Verbatim output of all the material below is required.

** Begin Material **

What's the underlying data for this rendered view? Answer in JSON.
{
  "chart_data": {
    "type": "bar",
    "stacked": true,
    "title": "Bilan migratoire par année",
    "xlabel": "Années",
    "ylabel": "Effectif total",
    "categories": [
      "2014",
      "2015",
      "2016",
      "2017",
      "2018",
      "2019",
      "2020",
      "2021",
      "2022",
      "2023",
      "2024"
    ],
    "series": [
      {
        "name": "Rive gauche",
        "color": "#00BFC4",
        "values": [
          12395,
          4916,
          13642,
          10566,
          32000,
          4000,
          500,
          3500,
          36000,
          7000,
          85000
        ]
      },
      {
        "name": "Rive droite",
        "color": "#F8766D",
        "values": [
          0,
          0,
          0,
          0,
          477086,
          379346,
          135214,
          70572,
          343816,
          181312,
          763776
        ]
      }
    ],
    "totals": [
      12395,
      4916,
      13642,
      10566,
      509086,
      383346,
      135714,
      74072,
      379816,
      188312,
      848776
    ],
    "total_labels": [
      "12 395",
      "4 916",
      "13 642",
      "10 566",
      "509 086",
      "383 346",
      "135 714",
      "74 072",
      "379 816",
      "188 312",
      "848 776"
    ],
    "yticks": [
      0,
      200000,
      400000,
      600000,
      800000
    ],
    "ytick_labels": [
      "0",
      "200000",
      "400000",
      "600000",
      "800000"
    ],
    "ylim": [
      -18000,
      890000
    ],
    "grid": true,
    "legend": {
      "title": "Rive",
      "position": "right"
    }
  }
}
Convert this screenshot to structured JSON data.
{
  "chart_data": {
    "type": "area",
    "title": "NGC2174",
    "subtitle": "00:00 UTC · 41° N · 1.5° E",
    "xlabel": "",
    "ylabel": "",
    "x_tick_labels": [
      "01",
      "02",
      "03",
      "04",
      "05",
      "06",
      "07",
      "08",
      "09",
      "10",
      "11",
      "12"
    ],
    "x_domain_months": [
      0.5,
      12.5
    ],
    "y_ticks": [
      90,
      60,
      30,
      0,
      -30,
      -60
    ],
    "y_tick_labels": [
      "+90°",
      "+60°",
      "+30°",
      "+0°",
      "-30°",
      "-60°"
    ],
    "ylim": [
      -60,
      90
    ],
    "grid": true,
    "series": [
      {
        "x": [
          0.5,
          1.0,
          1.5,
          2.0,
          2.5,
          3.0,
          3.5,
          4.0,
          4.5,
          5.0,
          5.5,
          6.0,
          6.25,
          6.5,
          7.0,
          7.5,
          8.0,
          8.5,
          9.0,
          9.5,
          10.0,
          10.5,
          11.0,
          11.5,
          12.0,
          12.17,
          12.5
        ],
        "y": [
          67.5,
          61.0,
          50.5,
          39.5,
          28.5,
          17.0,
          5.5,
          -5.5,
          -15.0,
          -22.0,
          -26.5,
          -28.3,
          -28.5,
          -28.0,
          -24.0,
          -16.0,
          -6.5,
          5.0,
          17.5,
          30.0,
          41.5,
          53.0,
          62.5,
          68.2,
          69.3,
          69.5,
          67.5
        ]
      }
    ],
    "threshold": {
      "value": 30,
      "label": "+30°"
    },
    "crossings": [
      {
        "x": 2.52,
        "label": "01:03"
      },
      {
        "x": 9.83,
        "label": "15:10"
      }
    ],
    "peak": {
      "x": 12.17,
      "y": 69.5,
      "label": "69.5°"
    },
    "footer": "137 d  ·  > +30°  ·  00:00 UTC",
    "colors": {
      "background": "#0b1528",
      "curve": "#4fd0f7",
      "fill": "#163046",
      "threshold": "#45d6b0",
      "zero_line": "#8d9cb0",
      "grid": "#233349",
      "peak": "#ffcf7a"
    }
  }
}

** End Material **

- **Response to this task**
What's the underlying data for this rendered view? Answer in JSON.
{
  "chart_data": {
    "type": "bar",
    "stacked": true,
    "title": "Bilan migratoire par année",
    "xlabel": "Années",
    "ylabel": "Effectif total",
    "categories": [
      "2014",
      "2015",
      "2016",
      "2017",
      "2018",
      "2019",
      "2020",
      "2021",
      "2022",
      "2023",
      "2024"
    ],
    "series": [
      {
        "name": "Rive gauche",
        "color": "#00BFC4",
        "values": [
          12395,
          4916,
          13642,
          10566,
          32000,
          4000,
          500,
          3500,
          36000,
          7000,
          85000
        ]
      },
      {
        "name": "Rive droite",
        "color": "#F8766D",
        "values": [
          0,
          0,
          0,
          0,
          477086,
          379346,
          135214,
          70572,
          343816,
          181312,
          763776
        ]
      }
    ],
    "totals": [
      12395,
      4916,
      13642,
      10566,
      509086,
      383346,
      135714,
      74072,
      379816,
      188312,
      848776
    ],
    "total_labels": [
      "12 395",
      "4 916",
      "13 642",
      "10 566",
      "509 086",
      "383 346",
      "135 714",
      "74 072",
      "379 816",
      "188 312",
      "848 776"
    ],
    "yticks": [
      0,
      200000,
      400000,
      600000,
      800000
    ],
    "ytick_labels": [
      "0",
      "200000",
      "400000",
      "600000",
      "800000"
    ],
    "ylim": [
      -18000,
      890000
    ],
    "grid": true,
    "legend": {
      "title": "Rive",
      "position": "right"
    }
  }
}
Convert this screenshot to structured JSON data.
{
  "chart_data": {
    "type": "area",
    "title": "NGC2174",
    "subtitle": "00:00 UTC · 41° N · 1.5° E",
    "xlabel": "",
    "ylabel": "",
    "x_tick_labels": [
      "01",
      "02",
      "03",
      "04",
      "05",
      "06",
      "07",
      "08",
      "09",
      "10",
      "11",
      "12"
    ],
    "x_domain_months": [
      0.5,
      12.5
    ],
    "y_ticks": [
      90,
      60,
      30,
      0,
      -30,
      -60
    ],
    "y_tick_labels": [
      "+90°",
      "+60°",
      "+30°",
      "+0°",
      "-30°",
      "-60°"
    ],
    "ylim": [
      -60,
      90
    ],
    "grid": true,
    "series": [
      {
        "x": [
          0.5,
          1.0,
          1.5,
          2.0,
          2.5,
          3.0,
          3.5,
          4.0,
          4.5,
          5.0,
          5.5,
          6.0,
          6.25,
          6.5,
          7.0,
          7.5,
          8.0,
          8.5,
          9.0,
          9.5,
          10.0,
          10.5,
          11.0,
          11.5,
          12.0,
          12.17,
          12.5
        ],
        "y": [
          67.5,
          61.0,
          50.5,
          39.5,
          28.5,
          17.0,
          5.5,
          -5.5,
          -15.0,
          -22.0,
          -26.5,
          -28.3,
          -28.5,
          -28.0,
          -24.0,
          -16.0,
          -6.5,
          5.0,
          17.5,
          30.0,
          41.5,
          53.0,
          62.5,
          68.2,
          69.3,
          69.5,
          67.5
        ]
      }
    ],
    "threshold": {
      "value": 30,
      "label": "+30°"
    },
    "crossings": [
      {
        "x": 2.52,
        "label": "01:03"
      },
      {
        "x": 9.83,
        "label": "15:10"
      }
    ],
    "peak": {
      "x": 12.17,
      "y": 69.5,
      "label": "69.5°"
    },
    "footer": "137 d  ·  > +30°  ·  00:00 UTC",
    "colors": {
      "background": "#0b1528",
      "curve": "#4fd0f7",
      "fill": "#163046",
      "threshold": "#45d6b0",
      "zero_line": "#8d9cb0",
      "grid": "#233349",
      "peak": "#ffcf7a"
    }
  }
}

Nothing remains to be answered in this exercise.